** EXERCISE PROMPT **
In the data below, find every line with the string "photo" and pull it out.

** RECORDS TO PROCESS **
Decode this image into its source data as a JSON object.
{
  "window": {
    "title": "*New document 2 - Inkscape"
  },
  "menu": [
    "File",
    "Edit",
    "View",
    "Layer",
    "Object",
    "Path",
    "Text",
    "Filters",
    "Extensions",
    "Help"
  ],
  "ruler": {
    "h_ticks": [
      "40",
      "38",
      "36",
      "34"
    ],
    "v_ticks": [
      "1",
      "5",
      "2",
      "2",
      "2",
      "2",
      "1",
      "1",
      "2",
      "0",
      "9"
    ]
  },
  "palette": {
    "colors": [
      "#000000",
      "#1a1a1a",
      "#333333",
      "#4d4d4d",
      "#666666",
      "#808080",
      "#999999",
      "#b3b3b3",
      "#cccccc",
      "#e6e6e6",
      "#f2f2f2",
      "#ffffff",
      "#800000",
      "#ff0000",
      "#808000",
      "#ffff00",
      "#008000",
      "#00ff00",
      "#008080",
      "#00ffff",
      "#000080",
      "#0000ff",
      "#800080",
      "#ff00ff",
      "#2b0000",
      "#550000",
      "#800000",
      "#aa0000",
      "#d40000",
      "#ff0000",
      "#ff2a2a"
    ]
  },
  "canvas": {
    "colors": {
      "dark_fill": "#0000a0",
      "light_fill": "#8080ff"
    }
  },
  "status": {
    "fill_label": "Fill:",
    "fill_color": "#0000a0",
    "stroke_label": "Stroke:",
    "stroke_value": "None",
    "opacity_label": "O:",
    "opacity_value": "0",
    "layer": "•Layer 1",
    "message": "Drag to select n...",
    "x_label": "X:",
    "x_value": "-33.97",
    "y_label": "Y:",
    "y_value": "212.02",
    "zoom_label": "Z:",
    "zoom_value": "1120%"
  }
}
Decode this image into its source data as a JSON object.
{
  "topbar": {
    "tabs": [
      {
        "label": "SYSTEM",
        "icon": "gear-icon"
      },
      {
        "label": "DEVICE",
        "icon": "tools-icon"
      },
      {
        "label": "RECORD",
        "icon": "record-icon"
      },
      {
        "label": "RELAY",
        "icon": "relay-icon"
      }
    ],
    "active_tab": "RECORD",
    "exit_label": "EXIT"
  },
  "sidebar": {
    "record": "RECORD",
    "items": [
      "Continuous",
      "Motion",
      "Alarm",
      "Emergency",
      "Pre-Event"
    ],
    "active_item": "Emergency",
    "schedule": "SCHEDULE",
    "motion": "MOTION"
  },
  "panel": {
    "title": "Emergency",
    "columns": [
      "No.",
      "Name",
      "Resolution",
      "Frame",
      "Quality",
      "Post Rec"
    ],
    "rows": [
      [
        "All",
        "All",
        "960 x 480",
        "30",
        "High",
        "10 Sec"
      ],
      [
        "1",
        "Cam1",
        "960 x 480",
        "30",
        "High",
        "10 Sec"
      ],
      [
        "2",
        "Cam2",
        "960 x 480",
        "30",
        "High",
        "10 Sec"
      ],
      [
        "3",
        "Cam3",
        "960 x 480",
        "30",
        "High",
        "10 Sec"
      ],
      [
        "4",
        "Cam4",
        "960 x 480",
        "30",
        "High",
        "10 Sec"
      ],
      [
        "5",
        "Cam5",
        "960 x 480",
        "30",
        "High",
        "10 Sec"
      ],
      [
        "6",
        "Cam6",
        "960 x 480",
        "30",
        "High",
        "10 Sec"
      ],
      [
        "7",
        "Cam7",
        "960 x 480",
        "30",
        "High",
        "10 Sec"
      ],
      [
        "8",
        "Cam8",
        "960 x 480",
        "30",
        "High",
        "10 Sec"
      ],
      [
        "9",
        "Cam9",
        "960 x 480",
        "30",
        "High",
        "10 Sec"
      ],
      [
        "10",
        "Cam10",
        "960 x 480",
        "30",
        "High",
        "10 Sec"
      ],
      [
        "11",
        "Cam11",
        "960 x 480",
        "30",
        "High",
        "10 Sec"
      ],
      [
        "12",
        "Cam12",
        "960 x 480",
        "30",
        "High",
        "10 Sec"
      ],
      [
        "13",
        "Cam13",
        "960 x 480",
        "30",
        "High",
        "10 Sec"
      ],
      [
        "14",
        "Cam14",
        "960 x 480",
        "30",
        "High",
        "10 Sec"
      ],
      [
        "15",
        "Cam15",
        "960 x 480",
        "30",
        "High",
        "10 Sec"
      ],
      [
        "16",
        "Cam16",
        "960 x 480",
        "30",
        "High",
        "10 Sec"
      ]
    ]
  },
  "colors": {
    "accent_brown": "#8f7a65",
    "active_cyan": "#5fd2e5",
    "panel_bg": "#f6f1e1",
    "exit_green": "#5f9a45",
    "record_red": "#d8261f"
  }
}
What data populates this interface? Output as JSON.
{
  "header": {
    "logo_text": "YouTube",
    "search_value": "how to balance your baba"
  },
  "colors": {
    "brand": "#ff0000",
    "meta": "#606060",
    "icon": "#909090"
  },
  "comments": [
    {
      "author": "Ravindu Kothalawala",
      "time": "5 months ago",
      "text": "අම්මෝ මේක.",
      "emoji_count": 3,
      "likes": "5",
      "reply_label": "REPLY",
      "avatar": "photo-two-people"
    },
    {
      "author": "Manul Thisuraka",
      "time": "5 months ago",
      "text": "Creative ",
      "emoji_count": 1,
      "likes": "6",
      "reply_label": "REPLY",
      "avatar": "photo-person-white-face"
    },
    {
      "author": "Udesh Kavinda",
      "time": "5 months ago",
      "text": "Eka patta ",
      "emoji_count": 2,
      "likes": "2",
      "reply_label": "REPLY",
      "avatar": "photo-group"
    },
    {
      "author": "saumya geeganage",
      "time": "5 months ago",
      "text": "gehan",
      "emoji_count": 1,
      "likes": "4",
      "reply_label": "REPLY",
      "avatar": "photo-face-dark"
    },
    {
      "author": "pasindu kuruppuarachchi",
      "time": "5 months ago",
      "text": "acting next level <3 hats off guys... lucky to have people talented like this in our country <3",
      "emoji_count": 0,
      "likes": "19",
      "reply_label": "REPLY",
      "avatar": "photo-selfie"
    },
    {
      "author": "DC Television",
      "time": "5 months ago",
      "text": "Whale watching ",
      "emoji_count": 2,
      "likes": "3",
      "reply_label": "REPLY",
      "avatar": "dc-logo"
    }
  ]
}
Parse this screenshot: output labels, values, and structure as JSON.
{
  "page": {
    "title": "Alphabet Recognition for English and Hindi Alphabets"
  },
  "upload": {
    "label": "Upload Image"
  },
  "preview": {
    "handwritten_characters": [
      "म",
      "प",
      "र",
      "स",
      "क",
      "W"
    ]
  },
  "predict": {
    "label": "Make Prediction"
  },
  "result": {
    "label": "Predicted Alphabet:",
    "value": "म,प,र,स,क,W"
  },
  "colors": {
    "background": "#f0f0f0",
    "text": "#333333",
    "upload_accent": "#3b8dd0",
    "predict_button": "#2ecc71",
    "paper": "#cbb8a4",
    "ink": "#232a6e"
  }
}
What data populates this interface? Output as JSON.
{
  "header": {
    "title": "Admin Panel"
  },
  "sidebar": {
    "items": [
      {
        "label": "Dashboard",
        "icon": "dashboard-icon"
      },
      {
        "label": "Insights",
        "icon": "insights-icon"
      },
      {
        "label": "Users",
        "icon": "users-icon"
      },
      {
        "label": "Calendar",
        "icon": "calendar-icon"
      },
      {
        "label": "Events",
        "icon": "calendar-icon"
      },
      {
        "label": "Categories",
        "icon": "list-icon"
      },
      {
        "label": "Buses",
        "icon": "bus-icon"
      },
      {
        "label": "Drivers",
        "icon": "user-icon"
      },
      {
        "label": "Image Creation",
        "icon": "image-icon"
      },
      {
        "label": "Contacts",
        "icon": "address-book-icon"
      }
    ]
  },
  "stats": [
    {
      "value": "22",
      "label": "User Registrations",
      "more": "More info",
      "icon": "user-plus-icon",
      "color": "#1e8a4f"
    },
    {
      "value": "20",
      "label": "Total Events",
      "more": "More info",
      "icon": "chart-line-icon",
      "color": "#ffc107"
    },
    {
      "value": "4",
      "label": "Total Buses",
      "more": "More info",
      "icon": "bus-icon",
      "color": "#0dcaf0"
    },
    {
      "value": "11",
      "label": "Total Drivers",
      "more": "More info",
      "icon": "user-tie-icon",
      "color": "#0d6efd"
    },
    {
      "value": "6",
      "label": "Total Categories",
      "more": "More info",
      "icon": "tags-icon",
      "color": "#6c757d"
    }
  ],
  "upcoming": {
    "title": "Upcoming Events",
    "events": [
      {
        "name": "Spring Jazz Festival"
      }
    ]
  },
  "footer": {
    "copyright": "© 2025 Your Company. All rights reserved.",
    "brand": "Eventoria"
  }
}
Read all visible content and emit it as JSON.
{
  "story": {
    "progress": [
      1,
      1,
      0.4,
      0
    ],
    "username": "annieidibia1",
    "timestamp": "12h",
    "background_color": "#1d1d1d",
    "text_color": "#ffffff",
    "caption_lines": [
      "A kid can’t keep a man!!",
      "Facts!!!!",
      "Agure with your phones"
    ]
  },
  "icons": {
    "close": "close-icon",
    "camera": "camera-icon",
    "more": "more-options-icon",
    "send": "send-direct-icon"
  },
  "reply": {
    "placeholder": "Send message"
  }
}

** RIGHT ANSWER **
      "avatar": "photo-two-people"
      "avatar": "photo-person-white-face"
      "avatar": "photo-group"
      "avatar": "photo-face-dark"
      "avatar": "photo-selfie"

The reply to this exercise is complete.